━━━ INPUT FOR THIS TASK
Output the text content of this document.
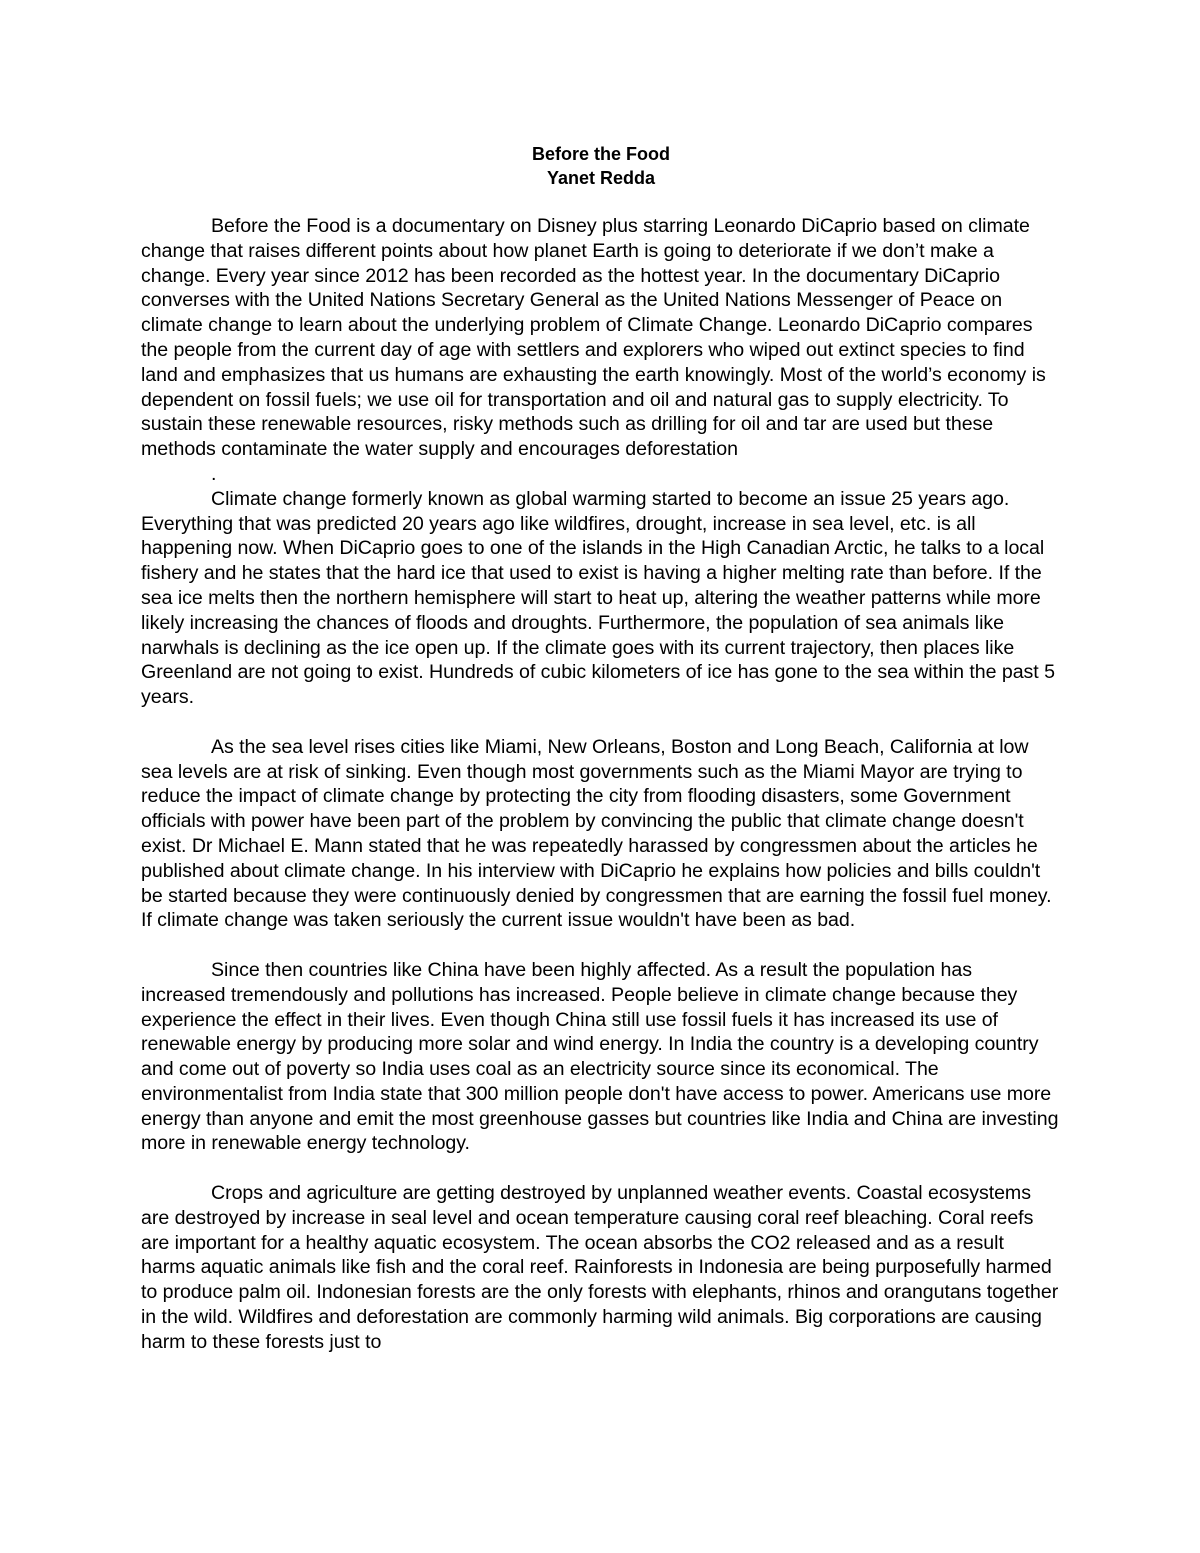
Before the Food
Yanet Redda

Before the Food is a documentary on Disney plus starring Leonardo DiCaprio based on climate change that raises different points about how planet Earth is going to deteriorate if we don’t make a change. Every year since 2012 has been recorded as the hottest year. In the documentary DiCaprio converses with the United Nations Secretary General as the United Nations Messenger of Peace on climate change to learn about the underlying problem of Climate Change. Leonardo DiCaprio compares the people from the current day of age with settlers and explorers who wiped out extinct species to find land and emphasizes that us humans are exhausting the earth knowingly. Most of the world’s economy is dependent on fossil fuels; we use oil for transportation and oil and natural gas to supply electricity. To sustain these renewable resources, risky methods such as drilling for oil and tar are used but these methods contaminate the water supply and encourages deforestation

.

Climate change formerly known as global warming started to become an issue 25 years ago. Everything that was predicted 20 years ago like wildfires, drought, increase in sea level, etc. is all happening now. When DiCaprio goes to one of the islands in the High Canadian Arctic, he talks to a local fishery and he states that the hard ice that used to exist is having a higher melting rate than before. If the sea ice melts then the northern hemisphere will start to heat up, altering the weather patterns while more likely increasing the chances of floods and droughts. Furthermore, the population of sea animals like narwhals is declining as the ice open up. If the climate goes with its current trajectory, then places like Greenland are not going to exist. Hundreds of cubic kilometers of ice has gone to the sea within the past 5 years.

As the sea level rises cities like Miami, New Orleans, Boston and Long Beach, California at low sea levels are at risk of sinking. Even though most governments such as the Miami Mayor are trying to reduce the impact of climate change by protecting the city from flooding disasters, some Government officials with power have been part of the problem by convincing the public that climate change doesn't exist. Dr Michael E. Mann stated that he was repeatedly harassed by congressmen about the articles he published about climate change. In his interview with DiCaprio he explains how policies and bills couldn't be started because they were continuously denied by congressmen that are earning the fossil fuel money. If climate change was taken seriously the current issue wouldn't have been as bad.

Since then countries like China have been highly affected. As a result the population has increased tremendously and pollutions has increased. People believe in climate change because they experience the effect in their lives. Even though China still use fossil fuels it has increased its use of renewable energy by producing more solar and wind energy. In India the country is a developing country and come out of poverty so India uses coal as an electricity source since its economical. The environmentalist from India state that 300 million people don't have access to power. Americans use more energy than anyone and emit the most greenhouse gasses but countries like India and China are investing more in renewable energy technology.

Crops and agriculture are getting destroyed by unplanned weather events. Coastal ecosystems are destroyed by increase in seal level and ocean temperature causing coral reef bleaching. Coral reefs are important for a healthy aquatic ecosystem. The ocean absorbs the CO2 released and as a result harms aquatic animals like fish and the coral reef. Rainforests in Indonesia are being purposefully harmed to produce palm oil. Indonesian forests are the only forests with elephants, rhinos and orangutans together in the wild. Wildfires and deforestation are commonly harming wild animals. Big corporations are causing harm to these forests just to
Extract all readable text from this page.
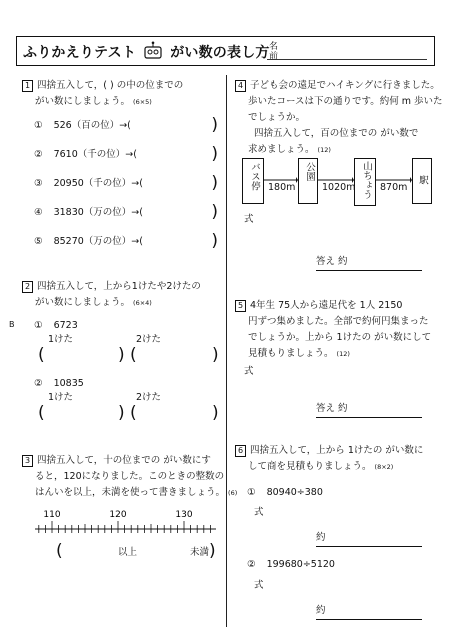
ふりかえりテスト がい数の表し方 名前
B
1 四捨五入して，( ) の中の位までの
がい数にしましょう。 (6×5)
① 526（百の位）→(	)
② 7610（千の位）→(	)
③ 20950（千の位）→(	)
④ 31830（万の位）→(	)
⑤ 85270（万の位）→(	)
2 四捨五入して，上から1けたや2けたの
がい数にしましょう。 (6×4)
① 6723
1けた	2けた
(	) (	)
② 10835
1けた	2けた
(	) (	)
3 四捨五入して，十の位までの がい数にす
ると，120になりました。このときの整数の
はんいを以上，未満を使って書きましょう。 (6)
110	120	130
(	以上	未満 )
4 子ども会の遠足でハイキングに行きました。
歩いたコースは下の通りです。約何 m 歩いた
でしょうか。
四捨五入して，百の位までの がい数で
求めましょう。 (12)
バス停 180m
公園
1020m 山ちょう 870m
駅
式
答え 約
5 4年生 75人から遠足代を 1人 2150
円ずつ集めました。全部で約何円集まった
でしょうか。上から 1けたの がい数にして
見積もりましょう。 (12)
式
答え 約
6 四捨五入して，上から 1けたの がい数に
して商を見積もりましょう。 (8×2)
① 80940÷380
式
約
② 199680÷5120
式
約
━━━━━━
→ EXERCISE GOAL: An exact transcription of all the entries is required, without the pictures.

→ PROBLEM SOLUTION:
Output the text content of this document.
Before the Food
Yanet Redda

Before the Food is a documentary on Disney plus starring Leonardo DiCaprio based on climate change that raises different points about how planet Earth is going to deteriorate if we don’t make a change. Every year since 2012 has been recorded as the hottest year. In the documentary DiCaprio converses with the United Nations Secretary General as the United Nations Messenger of Peace on climate change to learn about the underlying problem of Climate Change. Leonardo DiCaprio compares the people from the current day of age with settlers and explorers who wiped out extinct species to find land and emphasizes that us humans are exhausting the earth knowingly. Most of the world’s economy is dependent on fossil fuels; we use oil for transportation and oil and natural gas to supply electricity. To sustain these renewable resources, risky methods such as drilling for oil and tar are used but these methods contaminate the water supply and encourages deforestation

.

Climate change formerly known as global warming started to become an issue 25 years ago. Everything that was predicted 20 years ago like wildfires, drought, increase in sea level, etc. is all happening now. When DiCaprio goes to one of the islands in the High Canadian Arctic, he talks to a local fishery and he states that the hard ice that used to exist is having a higher melting rate than before. If the sea ice melts then the northern hemisphere will start to heat up, altering the weather patterns while more likely increasing the chances of floods and droughts. Furthermore, the population of sea animals like narwhals is declining as the ice open up. If the climate goes with its current trajectory, then places like Greenland are not going to exist. Hundreds of cubic kilometers of ice has gone to the sea within the past 5 years.

As the sea level rises cities like Miami, New Orleans, Boston and Long Beach, California at low sea levels are at risk of sinking. Even though most governments such as the Miami Mayor are trying to reduce the impact of climate change by protecting the city from flooding disasters, some Government officials with power have been part of the problem by convincing the public that climate change doesn't exist. Dr Michael E. Mann stated that he was repeatedly harassed by congressmen about the articles he published about climate change. In his interview with DiCaprio he explains how policies and bills couldn't be started because they were continuously denied by congressmen that are earning the fossil fuel money. If climate change was taken seriously the current issue wouldn't have been as bad.

Since then countries like China have been highly affected. As a result the population has increased tremendously and pollutions has increased. People believe in climate change because they experience the effect in their lives. Even though China still use fossil fuels it has increased its use of renewable energy by producing more solar and wind energy. In India the country is a developing country and come out of poverty so India uses coal as an electricity source since its economical. The environmentalist from India state that 300 million people don't have access to power. Americans use more energy than anyone and emit the most greenhouse gasses but countries like India and China are investing more in renewable energy technology.

Crops and agriculture are getting destroyed by unplanned weather events. Coastal ecosystems are destroyed by increase in seal level and ocean temperature causing coral reef bleaching. Coral reefs are important for a healthy aquatic ecosystem. The ocean absorbs the CO2 released and as a result harms aquatic animals like fish and the coral reef. Rainforests in Indonesia are being purposefully harmed to produce palm oil. Indonesian forests are the only forests with elephants, rhinos and orangutans together in the wild. Wildfires and deforestation are commonly harming wild animals. Big corporations are causing harm to these forests just to
Extract all readable text from this page.
ふりかえりテスト がい数の表し方 名前
B
1 四捨五入して，( ) の中の位までの
がい数にしましょう。 (6×5)
① 526（百の位）→(	)
② 7610（千の位）→(	)
③ 20950（千の位）→(	)
④ 31830（万の位）→(	)
⑤ 85270（万の位）→(	)
2 四捨五入して，上から1けたや2けたの
がい数にしましょう。 (6×4)
① 6723
1けた	2けた
(	) (	)
② 10835
1けた	2けた
(	) (	)
3 四捨五入して，十の位までの がい数にす
ると，120になりました。このときの整数の
はんいを以上，未満を使って書きましょう。 (6)
110	120	130
(	以上	未満 )
4 子ども会の遠足でハイキングに行きました。
歩いたコースは下の通りです。約何 m 歩いた
でしょうか。
四捨五入して，百の位までの がい数で
求めましょう。 (12)
バス停 180m
公園
1020m 山ちょう 870m
駅
式
答え 約
5 4年生 75人から遠足代を 1人 2150
円ずつ集めました。全部で約何円集まった
でしょうか。上から 1けたの がい数にして
見積もりましょう。 (12)
式
答え 約
6 四捨五入して，上から 1けたの がい数に
して商を見積もりましょう。 (8×2)
① 80940÷380
式
約
② 199680÷5120
式
約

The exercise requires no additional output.